__Texte à lire__:
»»

Le printemps est une affaire sérieuse au Japon, car son début coïncide généralement avec la floraison des cerisiers. Depuis des siècles, les Japonais font hanami (花見, littéralement « regarder les fleurs »). En contemplant cette fugace floraison, ils se rappellent de l’impermanence de toute chose (mono no aware, 物の哀れ). Le problème, c’est qu’ils sont nombreux à le faire, et que les attentes (photo de gauche ci-dessous) doivent se confronter à la réalité (photo de droite).

The Economist a publié en 2017 une troublante infographie illustrant l’évolution de la date du pic de floraison des cerisiers à Kyoto depuis… l’an 800 (eh oui, le Japon remonte à la plus haute antiquité et les moines ont très tôt couché par écrit les phénomènes importants).

La date de ce pic est matérialisée par les points. Elle se lit sur l’axe vertical (plus c’est haut, plus c’est tard). La tendance est matérialisée par la ligne et l’intervalle de confiance par la zone grisée autour de la ligne de tendance. On observe que le pic est de plus en plus précoce et que cette tendance démarre vers le premier tiers du XIXème siècle. Certains experts parlent de l’influence des températures, et donc du réchauffement climatique. 

Source : The Economist

 

Heureusement, le scientifique de génie qui habite la Maison Blanche nous a expliqué que cette théorie était un complot des Chinois pour rendre l’industrie de son pays moins compétitive. Il faut donc trouver une autre explication.

Même si j’annonçais un peu présomptueusement l’arrivée du printemps dans mon jardin de l’Oise il y a deux semaines, mes cerisiers ne sont pas encore à niveau (ni mon talent de photographe d’ailleurs, à moins que ce soit mon smartphone, スマホ en japonais – c’est flou non ?).

««

__Données fournies__:
»»

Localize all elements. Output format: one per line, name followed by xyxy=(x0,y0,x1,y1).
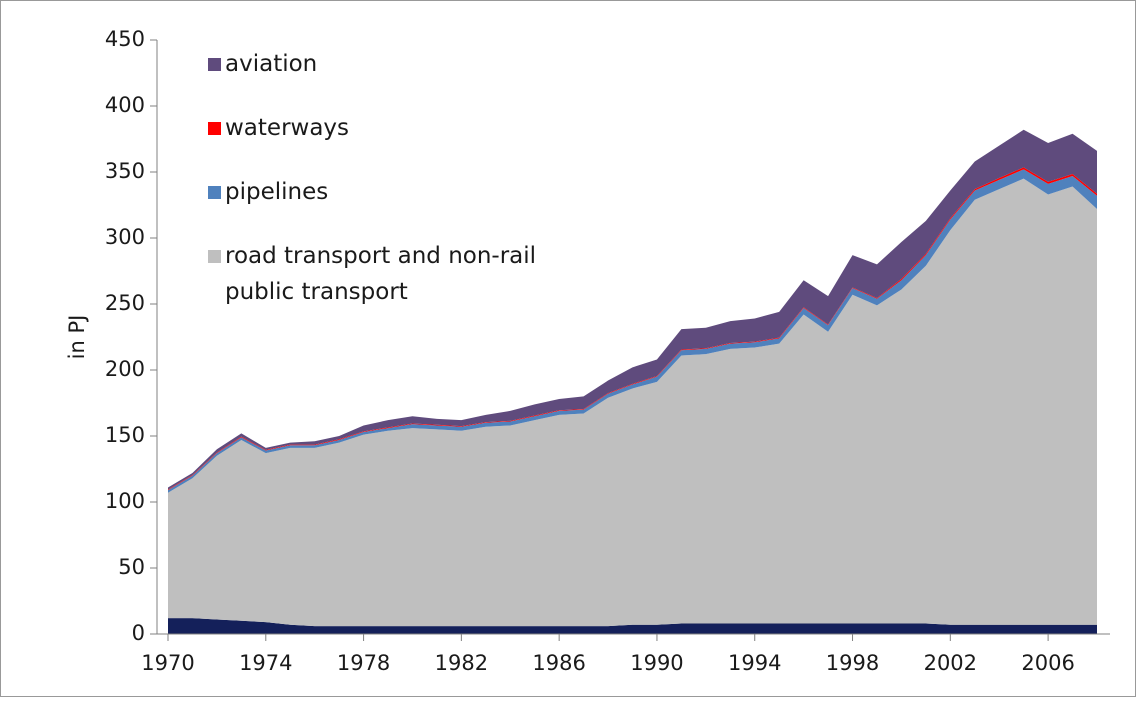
x-tick-label: 1982 xyxy=(435,651,488,675)
y-tick-label: 400 xyxy=(105,93,145,117)
legend-label: road transport and non-rail public trans… xyxy=(225,243,537,305)
x-tick-label: 2006 xyxy=(1021,651,1074,675)
y-tick-label: 250 xyxy=(105,291,145,315)
x-tick-label: 2002 xyxy=(924,651,977,675)
y-tick-label: 100 xyxy=(105,489,145,513)
legend-item: waterways xyxy=(208,110,548,146)
legend-swatch xyxy=(208,250,221,263)
legend-item: pipelines xyxy=(208,174,548,210)
x-tick-label: 1998 xyxy=(826,651,879,675)
x-tick-label: 1970 xyxy=(141,651,194,675)
x-tick-label: 1994 xyxy=(728,651,781,675)
x-tick-label: 1978 xyxy=(337,651,390,675)
area xyxy=(168,129,1097,490)
legend-item: aviation xyxy=(208,46,548,82)
legend-item: road transport and non-rail public trans… xyxy=(208,238,548,310)
y-tick-label: 450 xyxy=(105,27,145,51)
area xyxy=(168,178,1097,627)
legend-label: aviation xyxy=(225,51,318,77)
y-tick-label: 0 xyxy=(132,621,145,645)
y-tick-label: 300 xyxy=(105,225,145,249)
y-tick-label: 200 xyxy=(105,357,145,381)
x-tick-label: 1986 xyxy=(532,651,585,675)
x-tick-label: 1990 xyxy=(630,651,683,675)
area xyxy=(168,618,1097,634)
y-tick-label: 350 xyxy=(105,159,145,183)
x-tick-label: 1974 xyxy=(239,651,292,675)
y-tick-label: 150 xyxy=(105,423,145,447)
legend-swatch xyxy=(208,122,221,135)
legend-swatch xyxy=(208,58,221,71)
y-tick-label: 50 xyxy=(118,555,145,579)
legend-label: waterways xyxy=(225,115,350,141)
legend-swatch xyxy=(208,186,221,199)
legend-label: pipelines xyxy=(225,179,329,205)
legend: aviation waterways pipelines road transport… xyxy=(208,46,548,338)
y-axis-label: in PJ xyxy=(65,315,89,360)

««

__Travail demandé__:
Recopiez intégralement le texte sur la floraison des cerisiers, sans y changer un seul mot. Les items forment un matériau distinct du texte sur la floraison des cerisiers.

__Corrigé proposé__:
Le printemps est une affaire sérieuse au Japon, car son début coïncide généralement avec la floraison des cerisiers. Depuis des siècles, les Japonais font hanami (花見, littéralement « regarder les fleurs »). En contemplant cette fugace floraison, ils se rappellent de l’impermanence de toute chose (mono no aware, 物の哀れ). Le problème, c’est qu’ils sont nombreux à le faire, et que les attentes (photo de gauche ci-dessous) doivent se confronter à la réalité (photo de droite).

The Economist a publié en 2017 une troublante infographie illustrant l’évolution de la date du pic de floraison des cerisiers à Kyoto depuis… l’an 800 (eh oui, le Japon remonte à la plus haute antiquité et les moines ont très tôt couché par écrit les phénomènes importants).

La date de ce pic est matérialisée par les points. Elle se lit sur l’axe vertical (plus c’est haut, plus c’est tard). La tendance est matérialisée par la ligne et l’intervalle de confiance par la zone grisée autour de la ligne de tendance. On observe que le pic est de plus en plus précoce et que cette tendance démarre vers le premier tiers du XIXème siècle. Certains experts parlent de l’influence des températures, et donc du réchauffement climatique. 

Source : The Economist

 

Heureusement, le scientifique de génie qui habite la Maison Blanche nous a expliqué que cette théorie était un complot des Chinois pour rendre l’industrie de son pays moins compétitive. Il faut donc trouver une autre explication.

Même si j’annonçais un peu présomptueusement l’arrivée du printemps dans mon jardin de l’Oise il y a deux semaines, mes cerisiers ne sont pas encore à niveau (ni mon talent de photographe d’ailleurs, à moins que ce soit mon smartphone, スマホ en japonais – c’est flou non ?).